___ DATA PROVIDED ___
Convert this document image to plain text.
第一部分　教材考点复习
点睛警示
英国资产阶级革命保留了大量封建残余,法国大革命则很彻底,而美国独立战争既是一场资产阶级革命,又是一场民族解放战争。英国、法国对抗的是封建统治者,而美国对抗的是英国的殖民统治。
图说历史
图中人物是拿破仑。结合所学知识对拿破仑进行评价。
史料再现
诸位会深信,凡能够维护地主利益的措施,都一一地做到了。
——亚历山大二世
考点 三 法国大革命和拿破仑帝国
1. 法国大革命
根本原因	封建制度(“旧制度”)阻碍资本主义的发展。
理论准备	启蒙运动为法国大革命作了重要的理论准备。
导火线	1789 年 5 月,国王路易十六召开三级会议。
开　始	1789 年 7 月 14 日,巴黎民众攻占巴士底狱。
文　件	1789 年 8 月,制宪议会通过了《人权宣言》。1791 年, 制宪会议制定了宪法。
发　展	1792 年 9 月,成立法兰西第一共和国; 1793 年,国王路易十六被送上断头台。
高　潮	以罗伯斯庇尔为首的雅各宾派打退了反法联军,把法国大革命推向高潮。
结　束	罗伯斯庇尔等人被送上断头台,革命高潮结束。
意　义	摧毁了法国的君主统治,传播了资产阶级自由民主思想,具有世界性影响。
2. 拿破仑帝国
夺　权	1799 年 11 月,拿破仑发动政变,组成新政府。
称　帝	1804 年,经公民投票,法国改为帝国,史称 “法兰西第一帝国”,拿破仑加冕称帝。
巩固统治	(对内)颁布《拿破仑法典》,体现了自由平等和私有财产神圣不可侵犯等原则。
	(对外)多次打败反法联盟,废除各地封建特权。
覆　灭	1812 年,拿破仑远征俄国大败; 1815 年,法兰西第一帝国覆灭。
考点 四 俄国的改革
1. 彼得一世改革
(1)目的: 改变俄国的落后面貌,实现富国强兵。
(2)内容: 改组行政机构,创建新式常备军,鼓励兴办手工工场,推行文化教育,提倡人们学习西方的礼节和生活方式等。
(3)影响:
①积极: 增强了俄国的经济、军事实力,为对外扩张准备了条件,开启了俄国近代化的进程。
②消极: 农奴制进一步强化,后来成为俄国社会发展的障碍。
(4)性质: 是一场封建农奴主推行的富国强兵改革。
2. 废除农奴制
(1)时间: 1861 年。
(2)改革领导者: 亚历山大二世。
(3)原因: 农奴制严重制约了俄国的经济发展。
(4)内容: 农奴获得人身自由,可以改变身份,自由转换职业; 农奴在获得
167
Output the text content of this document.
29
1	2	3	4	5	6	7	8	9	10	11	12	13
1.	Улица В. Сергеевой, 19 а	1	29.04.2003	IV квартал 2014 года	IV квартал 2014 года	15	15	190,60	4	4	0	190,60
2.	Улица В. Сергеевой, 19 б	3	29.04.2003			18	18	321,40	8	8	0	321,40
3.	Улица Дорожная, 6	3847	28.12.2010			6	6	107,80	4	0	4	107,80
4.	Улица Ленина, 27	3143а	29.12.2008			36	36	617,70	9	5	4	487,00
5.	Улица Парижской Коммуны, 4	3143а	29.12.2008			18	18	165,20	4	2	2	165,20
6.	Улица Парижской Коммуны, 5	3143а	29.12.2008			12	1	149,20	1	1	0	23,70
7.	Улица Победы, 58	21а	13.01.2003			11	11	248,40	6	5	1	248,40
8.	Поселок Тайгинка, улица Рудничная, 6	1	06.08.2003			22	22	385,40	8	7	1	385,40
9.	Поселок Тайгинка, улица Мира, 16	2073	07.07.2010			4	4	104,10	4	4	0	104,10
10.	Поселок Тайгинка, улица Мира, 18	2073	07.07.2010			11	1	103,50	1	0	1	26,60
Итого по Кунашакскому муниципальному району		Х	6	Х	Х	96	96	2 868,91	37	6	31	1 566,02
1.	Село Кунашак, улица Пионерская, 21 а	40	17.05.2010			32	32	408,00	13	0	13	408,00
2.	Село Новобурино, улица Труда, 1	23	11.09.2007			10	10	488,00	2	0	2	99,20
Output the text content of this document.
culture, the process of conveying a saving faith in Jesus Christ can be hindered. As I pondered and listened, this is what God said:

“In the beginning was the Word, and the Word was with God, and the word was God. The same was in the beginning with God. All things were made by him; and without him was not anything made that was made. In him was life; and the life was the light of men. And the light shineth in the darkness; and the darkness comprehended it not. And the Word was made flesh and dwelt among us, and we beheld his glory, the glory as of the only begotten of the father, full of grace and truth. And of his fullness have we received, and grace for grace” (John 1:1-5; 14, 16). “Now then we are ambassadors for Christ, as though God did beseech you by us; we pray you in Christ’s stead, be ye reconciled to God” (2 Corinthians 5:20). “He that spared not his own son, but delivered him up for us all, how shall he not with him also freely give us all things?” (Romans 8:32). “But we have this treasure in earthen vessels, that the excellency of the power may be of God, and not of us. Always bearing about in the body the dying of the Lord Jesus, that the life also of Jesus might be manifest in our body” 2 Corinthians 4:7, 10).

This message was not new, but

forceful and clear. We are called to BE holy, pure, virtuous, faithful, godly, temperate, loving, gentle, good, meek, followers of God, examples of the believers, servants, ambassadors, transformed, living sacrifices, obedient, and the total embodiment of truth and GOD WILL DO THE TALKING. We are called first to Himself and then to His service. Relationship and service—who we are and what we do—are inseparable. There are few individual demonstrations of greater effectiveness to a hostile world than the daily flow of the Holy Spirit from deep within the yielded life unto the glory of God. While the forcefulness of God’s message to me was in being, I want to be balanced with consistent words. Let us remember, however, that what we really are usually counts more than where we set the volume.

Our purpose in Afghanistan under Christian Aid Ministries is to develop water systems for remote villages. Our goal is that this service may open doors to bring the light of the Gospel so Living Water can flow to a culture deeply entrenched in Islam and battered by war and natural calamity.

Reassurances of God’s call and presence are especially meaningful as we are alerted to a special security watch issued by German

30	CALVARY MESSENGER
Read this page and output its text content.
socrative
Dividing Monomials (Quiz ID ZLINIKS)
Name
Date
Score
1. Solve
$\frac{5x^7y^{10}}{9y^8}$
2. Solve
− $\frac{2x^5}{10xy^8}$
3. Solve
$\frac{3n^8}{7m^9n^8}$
___
— GIVEN PROBLEM —
Extract all lines from the material above that include the word "Тайгинка".

— THE RESPONSE —
8.	Поселок Тайгинка, улица Рудничная, 6	1	06.08.2003			22	22	385,40	8	7	1	385,40
9.	Поселок Тайгинка, улица Мира, 16	2073	07.07.2010			4	4	104,10	4	4	0	104,10
10.	Поселок Тайгинка, улица Мира, 18	2073	07.07.2010			11	1	103,50	1	0	1	26,60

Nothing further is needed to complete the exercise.